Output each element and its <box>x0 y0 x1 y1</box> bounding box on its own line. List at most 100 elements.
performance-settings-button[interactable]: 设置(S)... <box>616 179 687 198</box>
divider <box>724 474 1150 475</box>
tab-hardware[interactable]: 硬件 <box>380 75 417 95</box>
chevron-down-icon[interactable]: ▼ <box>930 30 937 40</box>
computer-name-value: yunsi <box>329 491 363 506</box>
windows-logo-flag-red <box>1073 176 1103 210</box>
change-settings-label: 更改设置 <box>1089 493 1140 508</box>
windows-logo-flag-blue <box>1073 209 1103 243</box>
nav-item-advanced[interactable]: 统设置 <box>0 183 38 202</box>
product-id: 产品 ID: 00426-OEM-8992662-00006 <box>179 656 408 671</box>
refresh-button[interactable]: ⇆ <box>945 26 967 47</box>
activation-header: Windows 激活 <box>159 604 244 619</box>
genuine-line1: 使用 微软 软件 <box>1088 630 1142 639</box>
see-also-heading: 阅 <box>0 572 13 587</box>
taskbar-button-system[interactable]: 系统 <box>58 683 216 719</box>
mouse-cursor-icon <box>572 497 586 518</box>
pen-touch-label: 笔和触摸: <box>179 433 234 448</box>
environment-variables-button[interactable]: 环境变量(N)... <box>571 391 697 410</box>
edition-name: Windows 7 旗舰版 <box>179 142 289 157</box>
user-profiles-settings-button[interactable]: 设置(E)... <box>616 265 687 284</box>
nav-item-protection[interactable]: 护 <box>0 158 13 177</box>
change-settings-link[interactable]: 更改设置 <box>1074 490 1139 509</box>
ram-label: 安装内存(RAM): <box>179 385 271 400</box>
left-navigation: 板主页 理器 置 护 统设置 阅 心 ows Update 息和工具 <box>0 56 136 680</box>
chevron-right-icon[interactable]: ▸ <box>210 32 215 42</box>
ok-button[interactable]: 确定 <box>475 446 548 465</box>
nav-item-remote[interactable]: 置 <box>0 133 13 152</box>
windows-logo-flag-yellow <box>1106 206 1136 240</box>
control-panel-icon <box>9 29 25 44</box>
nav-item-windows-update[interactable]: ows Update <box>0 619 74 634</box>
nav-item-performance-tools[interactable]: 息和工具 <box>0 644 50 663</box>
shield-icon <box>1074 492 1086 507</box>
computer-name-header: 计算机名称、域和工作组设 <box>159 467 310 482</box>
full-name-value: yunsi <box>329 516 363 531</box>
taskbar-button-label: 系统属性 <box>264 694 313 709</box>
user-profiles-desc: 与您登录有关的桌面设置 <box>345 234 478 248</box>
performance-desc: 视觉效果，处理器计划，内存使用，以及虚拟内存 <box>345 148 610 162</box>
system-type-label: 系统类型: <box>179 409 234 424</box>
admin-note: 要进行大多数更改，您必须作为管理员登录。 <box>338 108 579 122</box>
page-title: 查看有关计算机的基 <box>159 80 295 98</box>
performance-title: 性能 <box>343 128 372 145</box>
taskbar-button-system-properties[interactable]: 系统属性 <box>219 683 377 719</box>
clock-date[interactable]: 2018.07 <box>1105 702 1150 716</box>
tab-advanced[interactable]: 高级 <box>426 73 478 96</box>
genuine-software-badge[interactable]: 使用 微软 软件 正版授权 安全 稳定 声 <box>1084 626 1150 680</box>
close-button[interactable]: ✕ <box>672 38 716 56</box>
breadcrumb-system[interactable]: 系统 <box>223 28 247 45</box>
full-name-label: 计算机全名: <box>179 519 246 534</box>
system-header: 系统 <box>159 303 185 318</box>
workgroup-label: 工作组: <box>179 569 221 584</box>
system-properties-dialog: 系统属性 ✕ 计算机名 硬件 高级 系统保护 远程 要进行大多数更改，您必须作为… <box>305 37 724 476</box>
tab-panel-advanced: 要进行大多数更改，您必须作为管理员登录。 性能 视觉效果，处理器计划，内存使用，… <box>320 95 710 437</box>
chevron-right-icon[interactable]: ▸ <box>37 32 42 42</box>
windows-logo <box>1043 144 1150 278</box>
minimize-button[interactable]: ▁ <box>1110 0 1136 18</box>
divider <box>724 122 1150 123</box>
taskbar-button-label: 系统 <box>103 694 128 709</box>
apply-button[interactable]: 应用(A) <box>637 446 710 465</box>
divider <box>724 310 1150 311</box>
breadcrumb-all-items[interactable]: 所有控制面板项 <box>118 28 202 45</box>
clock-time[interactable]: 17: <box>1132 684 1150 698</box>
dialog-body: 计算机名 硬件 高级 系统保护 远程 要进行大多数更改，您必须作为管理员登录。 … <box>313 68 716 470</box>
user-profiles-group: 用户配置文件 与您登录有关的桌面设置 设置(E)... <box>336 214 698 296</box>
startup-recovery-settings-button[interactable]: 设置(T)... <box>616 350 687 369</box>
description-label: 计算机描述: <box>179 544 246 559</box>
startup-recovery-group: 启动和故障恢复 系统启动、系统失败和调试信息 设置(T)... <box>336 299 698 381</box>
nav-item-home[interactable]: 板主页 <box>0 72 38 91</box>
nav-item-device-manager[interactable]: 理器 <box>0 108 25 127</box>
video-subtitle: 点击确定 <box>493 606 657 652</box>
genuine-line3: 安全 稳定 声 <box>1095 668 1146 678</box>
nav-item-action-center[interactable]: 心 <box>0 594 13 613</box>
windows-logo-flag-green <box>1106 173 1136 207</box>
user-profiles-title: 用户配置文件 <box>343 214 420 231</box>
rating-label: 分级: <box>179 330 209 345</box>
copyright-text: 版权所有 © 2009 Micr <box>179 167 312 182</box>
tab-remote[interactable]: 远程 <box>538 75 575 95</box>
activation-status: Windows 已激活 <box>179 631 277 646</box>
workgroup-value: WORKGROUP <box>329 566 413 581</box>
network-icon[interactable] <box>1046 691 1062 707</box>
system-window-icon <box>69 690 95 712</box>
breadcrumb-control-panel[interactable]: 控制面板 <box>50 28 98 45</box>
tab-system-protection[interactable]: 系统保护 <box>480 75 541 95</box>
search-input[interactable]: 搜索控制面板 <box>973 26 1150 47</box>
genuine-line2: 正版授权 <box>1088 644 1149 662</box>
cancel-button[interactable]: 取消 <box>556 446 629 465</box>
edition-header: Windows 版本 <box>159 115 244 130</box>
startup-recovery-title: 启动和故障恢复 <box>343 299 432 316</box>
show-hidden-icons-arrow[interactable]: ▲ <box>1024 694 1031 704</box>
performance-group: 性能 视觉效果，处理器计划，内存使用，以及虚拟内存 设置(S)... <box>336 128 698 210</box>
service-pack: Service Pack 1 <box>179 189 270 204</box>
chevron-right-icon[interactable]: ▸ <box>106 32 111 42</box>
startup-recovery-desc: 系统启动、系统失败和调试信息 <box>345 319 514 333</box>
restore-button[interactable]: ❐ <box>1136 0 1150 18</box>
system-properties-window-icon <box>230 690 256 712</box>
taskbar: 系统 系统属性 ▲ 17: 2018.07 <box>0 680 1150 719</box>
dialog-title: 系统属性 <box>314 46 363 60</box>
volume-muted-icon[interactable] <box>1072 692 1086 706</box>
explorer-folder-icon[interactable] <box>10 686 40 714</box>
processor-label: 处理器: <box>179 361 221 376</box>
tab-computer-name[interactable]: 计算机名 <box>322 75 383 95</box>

++++++

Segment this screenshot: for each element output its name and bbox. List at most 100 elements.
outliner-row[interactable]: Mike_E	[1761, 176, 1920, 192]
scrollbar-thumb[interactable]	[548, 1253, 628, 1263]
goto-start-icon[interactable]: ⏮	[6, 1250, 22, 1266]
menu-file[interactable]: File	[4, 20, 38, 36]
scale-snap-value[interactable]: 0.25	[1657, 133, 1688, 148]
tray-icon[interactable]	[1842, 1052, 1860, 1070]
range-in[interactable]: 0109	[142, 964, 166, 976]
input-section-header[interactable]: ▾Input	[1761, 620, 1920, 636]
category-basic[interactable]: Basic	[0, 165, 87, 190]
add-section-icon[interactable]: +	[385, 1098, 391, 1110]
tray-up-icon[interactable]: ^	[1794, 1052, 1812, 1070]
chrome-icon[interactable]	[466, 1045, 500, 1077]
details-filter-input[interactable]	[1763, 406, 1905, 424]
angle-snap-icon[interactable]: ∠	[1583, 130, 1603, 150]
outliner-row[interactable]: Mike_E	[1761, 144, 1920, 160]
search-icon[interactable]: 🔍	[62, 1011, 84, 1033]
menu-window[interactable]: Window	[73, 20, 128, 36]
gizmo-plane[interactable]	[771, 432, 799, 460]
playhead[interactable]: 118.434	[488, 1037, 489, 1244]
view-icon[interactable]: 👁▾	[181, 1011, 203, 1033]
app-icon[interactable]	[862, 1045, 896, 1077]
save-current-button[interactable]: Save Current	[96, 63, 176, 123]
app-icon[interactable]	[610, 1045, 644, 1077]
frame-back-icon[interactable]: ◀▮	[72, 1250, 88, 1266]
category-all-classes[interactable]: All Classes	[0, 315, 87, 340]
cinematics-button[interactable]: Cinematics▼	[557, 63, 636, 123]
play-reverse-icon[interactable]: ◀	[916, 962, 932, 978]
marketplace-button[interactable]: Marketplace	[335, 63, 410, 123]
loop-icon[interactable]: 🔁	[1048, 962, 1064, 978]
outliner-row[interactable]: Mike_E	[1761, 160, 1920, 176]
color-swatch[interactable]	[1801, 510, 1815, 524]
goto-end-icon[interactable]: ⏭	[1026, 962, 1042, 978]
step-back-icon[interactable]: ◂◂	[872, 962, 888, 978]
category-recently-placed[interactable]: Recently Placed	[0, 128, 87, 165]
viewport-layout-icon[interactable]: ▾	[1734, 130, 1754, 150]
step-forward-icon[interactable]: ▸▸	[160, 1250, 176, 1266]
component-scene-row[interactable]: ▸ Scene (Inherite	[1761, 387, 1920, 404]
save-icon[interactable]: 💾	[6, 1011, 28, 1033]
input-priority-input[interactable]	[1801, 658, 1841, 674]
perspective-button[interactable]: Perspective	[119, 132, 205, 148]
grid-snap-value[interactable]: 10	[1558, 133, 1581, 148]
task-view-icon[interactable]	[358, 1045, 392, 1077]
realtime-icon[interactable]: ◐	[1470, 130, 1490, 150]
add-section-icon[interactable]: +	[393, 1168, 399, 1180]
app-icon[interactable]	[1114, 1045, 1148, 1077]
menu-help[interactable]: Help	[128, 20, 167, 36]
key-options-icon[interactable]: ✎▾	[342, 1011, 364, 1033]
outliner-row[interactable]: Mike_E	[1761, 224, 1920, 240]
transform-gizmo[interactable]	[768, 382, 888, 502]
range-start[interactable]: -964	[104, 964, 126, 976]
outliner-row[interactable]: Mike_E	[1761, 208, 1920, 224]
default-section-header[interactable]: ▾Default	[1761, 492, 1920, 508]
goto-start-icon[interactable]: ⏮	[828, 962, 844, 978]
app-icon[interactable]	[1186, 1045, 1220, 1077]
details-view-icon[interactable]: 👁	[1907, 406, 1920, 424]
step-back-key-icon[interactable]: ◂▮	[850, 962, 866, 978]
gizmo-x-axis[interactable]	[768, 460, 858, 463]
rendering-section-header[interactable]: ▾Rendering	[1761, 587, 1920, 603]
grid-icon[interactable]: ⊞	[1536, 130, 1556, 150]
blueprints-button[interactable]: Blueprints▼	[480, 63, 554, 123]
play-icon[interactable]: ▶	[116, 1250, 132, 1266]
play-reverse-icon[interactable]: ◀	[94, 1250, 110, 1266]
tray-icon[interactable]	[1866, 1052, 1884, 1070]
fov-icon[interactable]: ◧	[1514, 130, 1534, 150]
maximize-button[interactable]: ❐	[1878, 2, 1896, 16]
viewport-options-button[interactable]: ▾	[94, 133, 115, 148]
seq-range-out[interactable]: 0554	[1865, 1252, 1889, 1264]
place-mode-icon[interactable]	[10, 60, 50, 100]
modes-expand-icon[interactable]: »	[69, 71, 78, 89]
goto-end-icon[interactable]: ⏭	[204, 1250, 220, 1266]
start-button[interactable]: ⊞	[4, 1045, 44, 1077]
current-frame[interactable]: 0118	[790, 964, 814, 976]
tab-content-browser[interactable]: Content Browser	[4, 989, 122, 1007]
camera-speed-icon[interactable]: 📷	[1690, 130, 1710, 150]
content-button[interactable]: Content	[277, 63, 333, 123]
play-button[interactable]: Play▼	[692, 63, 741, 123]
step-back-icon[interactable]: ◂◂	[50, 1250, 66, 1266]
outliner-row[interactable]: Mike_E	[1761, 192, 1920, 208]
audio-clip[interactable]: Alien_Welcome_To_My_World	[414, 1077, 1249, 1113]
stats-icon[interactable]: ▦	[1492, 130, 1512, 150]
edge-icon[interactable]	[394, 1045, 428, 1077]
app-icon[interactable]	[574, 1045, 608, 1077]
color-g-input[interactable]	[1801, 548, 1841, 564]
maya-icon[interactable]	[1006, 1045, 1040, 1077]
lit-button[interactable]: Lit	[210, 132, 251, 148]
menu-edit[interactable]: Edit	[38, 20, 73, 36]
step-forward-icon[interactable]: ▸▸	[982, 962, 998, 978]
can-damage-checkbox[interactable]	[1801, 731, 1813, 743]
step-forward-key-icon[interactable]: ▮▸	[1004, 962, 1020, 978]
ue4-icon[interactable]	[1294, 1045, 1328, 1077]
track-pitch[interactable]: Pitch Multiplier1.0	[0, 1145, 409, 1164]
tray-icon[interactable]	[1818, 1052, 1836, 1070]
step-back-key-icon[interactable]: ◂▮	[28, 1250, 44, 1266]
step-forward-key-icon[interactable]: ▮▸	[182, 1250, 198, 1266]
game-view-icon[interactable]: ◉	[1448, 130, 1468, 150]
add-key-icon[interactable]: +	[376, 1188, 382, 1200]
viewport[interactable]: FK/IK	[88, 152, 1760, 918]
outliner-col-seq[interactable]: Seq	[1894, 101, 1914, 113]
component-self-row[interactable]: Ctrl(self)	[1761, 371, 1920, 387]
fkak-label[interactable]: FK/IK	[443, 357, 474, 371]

++++++

_Problem description:_ Repeat verbatim everything from the line containing "Segment this screenshot: for" down to the line containing "1045, 500, 1077]", including both of those rows.

_The answer:_
Segment this screenshot: for each element output its name and bbox. List at most 100 elements.
outliner-row[interactable]: Mike_E	[1761, 176, 1920, 192]
scrollbar-thumb[interactable]	[548, 1253, 628, 1263]
goto-start-icon[interactable]: ⏮	[6, 1250, 22, 1266]
menu-file[interactable]: File	[4, 20, 38, 36]
scale-snap-value[interactable]: 0.25	[1657, 133, 1688, 148]
tray-icon[interactable]	[1842, 1052, 1860, 1070]
range-in[interactable]: 0109	[142, 964, 166, 976]
input-section-header[interactable]: ▾Input	[1761, 620, 1920, 636]
category-basic[interactable]: Basic	[0, 165, 87, 190]
add-section-icon[interactable]: +	[385, 1098, 391, 1110]
tray-up-icon[interactable]: ^	[1794, 1052, 1812, 1070]
chrome-icon[interactable]	[466, 1045, 500, 1077]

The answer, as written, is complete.